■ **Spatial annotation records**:
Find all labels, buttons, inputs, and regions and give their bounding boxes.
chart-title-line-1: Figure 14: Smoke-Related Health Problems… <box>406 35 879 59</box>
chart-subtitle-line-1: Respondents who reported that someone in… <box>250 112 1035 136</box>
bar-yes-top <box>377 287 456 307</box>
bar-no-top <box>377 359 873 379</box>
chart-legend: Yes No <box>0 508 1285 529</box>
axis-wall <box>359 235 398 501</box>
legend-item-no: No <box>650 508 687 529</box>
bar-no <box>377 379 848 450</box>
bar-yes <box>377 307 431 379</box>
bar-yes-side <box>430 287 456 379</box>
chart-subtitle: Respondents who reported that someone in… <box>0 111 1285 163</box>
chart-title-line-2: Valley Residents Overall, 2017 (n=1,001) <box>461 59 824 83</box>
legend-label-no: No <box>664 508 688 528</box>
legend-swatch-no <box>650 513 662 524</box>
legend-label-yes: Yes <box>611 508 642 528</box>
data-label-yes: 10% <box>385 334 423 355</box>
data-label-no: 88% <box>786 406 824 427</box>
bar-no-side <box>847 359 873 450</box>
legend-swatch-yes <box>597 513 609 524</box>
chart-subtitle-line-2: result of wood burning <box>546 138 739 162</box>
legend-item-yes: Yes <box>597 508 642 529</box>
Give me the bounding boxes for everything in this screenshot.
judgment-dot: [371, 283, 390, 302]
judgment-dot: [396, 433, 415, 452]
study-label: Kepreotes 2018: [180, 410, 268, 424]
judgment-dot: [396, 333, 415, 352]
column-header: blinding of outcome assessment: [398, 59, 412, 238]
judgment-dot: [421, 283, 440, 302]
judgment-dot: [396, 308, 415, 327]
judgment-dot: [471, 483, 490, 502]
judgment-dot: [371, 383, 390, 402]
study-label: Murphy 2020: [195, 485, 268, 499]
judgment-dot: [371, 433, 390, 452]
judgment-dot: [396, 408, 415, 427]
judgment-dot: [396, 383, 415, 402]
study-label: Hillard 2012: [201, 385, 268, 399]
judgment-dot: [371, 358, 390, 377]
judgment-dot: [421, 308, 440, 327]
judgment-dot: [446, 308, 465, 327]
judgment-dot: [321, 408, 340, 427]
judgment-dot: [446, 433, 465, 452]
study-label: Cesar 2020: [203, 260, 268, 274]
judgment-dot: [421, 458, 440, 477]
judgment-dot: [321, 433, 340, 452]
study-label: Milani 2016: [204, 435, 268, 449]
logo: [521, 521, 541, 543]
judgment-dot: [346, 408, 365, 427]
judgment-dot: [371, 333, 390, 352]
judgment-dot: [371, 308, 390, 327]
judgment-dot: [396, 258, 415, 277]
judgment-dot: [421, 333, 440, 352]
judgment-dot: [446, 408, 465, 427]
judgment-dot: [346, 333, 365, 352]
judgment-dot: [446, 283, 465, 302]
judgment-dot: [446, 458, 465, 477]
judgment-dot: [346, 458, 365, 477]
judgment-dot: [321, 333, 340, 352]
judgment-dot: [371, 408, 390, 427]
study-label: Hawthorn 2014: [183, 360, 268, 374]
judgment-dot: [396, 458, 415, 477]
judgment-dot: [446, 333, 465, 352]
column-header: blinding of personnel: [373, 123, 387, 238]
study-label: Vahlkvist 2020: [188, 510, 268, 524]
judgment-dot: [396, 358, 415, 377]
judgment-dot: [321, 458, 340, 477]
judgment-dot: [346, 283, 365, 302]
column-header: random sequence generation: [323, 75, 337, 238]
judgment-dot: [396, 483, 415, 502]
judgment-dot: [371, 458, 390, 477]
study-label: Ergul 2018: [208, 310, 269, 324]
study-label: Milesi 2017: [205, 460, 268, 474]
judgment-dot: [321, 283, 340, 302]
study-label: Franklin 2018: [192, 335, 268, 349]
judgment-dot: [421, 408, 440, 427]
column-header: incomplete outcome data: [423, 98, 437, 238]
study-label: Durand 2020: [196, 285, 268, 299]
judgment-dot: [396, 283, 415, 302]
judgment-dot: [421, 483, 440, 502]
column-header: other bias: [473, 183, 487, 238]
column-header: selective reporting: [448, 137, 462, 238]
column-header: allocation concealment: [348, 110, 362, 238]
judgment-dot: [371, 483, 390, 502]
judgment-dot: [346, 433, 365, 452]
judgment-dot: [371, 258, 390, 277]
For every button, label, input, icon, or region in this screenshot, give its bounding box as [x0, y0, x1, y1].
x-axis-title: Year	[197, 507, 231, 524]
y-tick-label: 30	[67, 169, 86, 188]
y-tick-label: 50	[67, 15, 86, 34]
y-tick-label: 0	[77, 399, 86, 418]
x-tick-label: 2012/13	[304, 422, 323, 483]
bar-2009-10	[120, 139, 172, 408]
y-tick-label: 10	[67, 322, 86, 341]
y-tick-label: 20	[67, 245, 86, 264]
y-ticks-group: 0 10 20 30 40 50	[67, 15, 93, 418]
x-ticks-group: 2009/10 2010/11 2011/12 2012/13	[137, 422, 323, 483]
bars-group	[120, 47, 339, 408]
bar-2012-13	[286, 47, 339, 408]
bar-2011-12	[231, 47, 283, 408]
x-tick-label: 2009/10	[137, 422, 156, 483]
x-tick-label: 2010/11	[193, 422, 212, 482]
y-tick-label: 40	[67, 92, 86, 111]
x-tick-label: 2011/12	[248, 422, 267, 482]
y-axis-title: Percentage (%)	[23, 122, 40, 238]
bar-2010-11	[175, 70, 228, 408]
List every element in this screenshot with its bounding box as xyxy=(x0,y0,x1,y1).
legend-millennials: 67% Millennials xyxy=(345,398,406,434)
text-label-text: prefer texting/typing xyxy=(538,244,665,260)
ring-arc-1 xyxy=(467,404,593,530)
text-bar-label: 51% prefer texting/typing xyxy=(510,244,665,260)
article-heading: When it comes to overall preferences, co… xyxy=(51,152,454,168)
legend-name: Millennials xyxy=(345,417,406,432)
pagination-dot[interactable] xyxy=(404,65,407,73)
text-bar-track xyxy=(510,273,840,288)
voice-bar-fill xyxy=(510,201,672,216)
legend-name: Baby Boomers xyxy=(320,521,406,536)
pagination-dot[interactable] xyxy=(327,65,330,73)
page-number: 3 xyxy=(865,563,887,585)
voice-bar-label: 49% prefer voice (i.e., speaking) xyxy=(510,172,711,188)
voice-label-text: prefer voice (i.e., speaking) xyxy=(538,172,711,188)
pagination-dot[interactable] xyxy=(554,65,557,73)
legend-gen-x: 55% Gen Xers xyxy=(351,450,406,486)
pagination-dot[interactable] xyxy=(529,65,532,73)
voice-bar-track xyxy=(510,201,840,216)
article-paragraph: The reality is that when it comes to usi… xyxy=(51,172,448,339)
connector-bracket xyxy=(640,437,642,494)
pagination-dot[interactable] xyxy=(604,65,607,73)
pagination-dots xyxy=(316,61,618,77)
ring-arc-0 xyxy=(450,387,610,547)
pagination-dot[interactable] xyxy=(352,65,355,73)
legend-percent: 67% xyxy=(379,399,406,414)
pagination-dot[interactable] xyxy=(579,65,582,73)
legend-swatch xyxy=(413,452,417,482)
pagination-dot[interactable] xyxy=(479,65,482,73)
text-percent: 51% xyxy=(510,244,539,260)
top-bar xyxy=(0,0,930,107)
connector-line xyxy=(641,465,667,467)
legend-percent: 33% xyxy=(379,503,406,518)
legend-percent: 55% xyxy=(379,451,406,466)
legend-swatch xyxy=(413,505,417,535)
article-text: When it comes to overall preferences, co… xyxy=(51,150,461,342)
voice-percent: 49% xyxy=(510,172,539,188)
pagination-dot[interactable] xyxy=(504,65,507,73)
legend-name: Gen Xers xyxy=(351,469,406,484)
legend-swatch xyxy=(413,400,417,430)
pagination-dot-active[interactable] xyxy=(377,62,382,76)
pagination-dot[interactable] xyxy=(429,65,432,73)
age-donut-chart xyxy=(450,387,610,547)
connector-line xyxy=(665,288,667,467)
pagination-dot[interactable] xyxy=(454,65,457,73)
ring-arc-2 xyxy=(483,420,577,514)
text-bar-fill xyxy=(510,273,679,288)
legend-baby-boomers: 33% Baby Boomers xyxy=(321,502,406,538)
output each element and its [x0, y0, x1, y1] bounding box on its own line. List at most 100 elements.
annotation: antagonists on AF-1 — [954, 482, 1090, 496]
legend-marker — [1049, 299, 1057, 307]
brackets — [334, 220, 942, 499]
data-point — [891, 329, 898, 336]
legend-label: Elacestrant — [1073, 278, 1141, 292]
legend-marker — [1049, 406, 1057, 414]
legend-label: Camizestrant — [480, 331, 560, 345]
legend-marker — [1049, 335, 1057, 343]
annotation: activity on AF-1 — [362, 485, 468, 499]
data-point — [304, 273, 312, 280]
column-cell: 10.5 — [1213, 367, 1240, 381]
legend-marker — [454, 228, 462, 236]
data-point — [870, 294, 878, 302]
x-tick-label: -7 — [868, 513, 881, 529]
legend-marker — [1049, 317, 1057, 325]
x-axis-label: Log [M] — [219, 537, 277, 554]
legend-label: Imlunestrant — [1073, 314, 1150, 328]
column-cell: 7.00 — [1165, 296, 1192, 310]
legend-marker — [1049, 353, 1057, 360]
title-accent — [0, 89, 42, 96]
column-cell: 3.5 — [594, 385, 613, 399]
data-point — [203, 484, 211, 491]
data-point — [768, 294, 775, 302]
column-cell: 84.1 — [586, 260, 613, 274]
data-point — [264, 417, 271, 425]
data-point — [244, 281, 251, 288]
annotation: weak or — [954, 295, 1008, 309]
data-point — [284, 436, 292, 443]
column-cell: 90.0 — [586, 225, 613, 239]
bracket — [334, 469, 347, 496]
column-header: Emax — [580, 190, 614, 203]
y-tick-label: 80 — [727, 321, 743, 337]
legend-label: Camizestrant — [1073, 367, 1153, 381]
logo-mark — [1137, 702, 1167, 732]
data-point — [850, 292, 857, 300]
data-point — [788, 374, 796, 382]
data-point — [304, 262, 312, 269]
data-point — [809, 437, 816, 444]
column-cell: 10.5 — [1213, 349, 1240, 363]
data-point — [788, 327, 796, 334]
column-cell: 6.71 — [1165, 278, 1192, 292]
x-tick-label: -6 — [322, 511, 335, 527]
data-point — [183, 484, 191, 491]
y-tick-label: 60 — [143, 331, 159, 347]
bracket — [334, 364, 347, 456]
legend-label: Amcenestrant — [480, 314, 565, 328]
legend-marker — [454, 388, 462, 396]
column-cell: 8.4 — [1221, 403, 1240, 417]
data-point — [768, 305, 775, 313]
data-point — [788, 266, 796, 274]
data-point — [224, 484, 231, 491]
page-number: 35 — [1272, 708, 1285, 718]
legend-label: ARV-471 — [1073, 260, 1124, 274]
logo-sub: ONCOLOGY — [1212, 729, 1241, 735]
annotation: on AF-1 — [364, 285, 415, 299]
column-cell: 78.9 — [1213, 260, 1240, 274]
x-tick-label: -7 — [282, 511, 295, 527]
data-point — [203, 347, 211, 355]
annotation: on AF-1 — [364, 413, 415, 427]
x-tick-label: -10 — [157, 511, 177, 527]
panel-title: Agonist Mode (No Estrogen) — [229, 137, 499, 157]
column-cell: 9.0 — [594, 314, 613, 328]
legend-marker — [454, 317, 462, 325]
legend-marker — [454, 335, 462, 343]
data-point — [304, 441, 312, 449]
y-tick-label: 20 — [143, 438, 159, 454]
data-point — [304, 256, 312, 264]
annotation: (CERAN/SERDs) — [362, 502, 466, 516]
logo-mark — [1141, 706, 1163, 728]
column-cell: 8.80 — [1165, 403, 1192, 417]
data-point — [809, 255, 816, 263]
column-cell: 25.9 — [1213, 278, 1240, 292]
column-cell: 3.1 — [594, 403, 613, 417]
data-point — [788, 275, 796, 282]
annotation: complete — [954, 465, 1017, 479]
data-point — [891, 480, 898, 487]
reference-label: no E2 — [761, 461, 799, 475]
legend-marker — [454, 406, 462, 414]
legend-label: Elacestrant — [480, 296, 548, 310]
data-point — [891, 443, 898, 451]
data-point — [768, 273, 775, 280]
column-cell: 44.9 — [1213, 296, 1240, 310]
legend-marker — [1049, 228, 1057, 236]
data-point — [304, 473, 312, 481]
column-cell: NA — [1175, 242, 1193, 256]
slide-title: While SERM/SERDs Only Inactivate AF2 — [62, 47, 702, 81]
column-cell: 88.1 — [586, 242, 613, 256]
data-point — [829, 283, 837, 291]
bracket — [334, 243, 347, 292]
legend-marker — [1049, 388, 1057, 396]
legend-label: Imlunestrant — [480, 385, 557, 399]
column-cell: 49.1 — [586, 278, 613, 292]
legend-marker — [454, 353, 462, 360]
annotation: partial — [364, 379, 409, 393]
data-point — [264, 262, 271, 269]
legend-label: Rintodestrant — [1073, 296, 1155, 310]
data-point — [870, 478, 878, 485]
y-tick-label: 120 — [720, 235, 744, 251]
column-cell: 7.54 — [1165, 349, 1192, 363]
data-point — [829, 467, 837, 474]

■ **EXERCISE DETAILS**:
Reproduce the material verbatim, from its first line through the line containing "judgment-dot: [321, 433, 340, 452]", both ends included.

■ **THE OUTPUT**:
Find all labels, buttons, inputs, and regions and give their bounding boxes.
chart-title-line-1: Figure 14: Smoke-Related Health Problems… <box>406 35 879 59</box>
chart-subtitle-line-1: Respondents who reported that someone in… <box>250 112 1035 136</box>
bar-yes-top <box>377 287 456 307</box>
bar-no-top <box>377 359 873 379</box>
chart-legend: Yes No <box>0 508 1285 529</box>
axis-wall <box>359 235 398 501</box>
legend-item-no: No <box>650 508 687 529</box>
bar-no <box>377 379 848 450</box>
bar-yes <box>377 307 431 379</box>
bar-yes-side <box>430 287 456 379</box>
chart-subtitle: Respondents who reported that someone in… <box>0 111 1285 163</box>
chart-title-line-2: Valley Residents Overall, 2017 (n=1,001) <box>461 59 824 83</box>
legend-label-no: No <box>664 508 688 528</box>
legend-swatch-no <box>650 513 662 524</box>
legend-label-yes: Yes <box>611 508 642 528</box>
data-label-yes: 10% <box>385 334 423 355</box>
data-label-no: 88% <box>786 406 824 427</box>
bar-no-side <box>847 359 873 450</box>
legend-swatch-yes <box>597 513 609 524</box>
chart-subtitle-line-2: result of wood burning <box>546 138 739 162</box>
legend-item-yes: Yes <box>597 508 642 529</box>
Give me the bounding boxes for everything in this screenshot.
judgment-dot: [371, 283, 390, 302]
judgment-dot: [396, 433, 415, 452]
study-label: Kepreotes 2018: [180, 410, 268, 424]
judgment-dot: [396, 333, 415, 352]
column-header: blinding of outcome assessment: [398, 59, 412, 238]
judgment-dot: [421, 283, 440, 302]
judgment-dot: [396, 308, 415, 327]
judgment-dot: [471, 483, 490, 502]
judgment-dot: [371, 383, 390, 402]
study-label: Murphy 2020: [195, 485, 268, 499]
judgment-dot: [371, 433, 390, 452]
judgment-dot: [396, 408, 415, 427]
judgment-dot: [396, 383, 415, 402]
study-label: Hillard 2012: [201, 385, 268, 399]
judgment-dot: [371, 358, 390, 377]
judgment-dot: [421, 308, 440, 327]
judgment-dot: [446, 308, 465, 327]
judgment-dot: [321, 408, 340, 427]
judgment-dot: [446, 433, 465, 452]
study-label: Cesar 2020: [203, 260, 268, 274]
judgment-dot: [421, 458, 440, 477]
judgment-dot: [321, 433, 340, 452]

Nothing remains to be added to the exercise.